→ **Directive**: Isolate every line in the records below with "Weight" in it.

Stored records
start

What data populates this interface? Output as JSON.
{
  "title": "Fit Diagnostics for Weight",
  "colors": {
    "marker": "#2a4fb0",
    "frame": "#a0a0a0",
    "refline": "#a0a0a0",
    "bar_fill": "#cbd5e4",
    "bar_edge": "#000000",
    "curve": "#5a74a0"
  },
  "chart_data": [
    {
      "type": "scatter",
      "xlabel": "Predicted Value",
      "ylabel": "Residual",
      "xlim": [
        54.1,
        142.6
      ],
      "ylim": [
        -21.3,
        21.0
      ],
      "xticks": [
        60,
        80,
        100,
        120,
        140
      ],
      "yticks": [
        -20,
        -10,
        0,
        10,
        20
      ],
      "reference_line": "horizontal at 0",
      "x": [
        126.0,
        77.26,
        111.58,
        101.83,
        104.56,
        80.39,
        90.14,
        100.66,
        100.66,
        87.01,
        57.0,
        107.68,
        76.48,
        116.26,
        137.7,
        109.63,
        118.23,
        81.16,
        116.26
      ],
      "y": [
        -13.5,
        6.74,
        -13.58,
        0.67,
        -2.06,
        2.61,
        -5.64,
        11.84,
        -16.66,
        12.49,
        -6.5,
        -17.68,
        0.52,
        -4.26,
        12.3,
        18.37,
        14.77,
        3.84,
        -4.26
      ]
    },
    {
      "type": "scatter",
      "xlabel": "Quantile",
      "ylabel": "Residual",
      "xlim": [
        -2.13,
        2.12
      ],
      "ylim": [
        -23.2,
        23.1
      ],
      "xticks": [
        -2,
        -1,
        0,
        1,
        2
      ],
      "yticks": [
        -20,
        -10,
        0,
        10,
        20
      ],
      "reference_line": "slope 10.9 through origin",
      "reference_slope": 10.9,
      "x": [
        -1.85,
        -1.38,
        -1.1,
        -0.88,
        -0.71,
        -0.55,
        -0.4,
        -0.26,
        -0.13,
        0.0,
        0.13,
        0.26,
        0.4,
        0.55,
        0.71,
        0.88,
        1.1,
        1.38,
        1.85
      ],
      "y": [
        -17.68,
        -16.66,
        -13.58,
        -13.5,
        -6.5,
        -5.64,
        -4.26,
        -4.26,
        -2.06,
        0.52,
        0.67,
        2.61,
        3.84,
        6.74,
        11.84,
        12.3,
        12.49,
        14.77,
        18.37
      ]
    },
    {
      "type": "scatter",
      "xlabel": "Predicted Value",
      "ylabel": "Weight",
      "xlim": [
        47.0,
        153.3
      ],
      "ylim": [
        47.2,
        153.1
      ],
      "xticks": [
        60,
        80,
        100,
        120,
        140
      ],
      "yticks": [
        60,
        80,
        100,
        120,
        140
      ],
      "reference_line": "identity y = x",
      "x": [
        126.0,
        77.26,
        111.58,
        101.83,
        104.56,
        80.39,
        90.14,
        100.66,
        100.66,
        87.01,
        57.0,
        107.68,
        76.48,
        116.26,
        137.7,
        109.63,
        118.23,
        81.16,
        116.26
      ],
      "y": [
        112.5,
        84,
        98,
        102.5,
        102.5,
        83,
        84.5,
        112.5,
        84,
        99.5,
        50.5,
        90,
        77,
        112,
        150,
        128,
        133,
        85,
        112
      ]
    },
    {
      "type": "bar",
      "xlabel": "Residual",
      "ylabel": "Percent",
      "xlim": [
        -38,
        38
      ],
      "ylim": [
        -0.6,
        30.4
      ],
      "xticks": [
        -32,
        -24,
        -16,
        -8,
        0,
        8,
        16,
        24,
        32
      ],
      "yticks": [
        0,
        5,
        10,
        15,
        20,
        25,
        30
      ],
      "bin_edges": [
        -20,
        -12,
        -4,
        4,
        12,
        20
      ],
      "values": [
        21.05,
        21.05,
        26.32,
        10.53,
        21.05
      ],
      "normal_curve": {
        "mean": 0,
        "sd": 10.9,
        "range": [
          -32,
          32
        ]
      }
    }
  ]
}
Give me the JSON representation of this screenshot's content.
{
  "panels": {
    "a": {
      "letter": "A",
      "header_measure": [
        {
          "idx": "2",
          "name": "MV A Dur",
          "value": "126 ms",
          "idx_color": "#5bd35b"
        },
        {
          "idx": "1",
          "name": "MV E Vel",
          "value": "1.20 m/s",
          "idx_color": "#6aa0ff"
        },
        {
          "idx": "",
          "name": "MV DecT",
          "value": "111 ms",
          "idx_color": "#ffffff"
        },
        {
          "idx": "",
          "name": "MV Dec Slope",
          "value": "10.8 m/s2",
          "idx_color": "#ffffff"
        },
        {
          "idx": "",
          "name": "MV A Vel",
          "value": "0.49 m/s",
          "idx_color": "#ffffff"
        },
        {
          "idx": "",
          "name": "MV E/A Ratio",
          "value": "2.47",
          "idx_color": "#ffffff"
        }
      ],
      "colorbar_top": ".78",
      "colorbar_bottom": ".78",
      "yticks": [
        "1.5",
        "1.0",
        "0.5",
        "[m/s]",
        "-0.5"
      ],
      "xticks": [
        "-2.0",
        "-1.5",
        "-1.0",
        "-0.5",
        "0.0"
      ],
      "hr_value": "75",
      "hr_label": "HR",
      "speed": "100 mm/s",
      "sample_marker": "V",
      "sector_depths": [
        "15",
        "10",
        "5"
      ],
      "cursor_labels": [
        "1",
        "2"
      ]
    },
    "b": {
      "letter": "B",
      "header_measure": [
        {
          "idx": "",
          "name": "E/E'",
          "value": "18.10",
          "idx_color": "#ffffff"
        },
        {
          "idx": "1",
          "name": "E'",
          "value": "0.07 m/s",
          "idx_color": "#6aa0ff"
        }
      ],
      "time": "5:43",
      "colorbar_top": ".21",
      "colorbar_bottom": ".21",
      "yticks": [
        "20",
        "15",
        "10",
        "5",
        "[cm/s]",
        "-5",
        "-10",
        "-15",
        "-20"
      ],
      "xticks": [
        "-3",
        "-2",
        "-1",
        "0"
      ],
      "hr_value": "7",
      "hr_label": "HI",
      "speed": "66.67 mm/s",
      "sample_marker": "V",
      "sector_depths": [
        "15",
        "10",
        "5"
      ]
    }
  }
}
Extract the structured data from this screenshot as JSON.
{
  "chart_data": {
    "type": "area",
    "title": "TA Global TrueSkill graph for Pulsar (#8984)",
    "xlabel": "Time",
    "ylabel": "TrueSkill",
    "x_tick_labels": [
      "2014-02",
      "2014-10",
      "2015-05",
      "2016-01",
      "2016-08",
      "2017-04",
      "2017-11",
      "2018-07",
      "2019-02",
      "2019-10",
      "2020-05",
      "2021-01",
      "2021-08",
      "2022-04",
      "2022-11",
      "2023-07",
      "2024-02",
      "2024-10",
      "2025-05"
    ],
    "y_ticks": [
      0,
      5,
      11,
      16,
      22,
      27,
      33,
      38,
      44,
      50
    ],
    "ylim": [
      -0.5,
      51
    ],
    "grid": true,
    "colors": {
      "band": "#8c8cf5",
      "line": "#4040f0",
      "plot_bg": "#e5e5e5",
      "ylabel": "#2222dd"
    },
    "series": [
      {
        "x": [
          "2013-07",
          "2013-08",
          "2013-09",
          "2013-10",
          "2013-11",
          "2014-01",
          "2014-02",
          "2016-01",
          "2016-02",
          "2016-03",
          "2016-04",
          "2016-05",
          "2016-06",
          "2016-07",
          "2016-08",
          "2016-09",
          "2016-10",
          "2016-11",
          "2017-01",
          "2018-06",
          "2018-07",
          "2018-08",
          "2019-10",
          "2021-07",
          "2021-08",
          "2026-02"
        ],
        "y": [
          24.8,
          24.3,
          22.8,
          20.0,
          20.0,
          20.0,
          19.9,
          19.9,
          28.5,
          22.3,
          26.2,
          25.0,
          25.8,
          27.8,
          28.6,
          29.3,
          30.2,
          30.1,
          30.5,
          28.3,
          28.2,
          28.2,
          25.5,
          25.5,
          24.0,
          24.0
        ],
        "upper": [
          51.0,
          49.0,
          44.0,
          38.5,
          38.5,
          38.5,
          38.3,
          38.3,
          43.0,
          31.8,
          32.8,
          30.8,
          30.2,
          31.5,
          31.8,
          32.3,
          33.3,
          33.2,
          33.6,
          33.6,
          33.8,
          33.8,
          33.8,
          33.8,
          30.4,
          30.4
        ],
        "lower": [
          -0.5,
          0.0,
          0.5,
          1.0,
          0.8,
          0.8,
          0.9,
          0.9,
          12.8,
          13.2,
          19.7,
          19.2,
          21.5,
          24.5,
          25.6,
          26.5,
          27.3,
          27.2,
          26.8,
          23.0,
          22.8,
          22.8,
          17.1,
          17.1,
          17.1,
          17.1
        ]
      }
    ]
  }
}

end

→ **Written solution**:
  "title": "Fit Diagnostics for Weight",
      "ylabel": "Weight",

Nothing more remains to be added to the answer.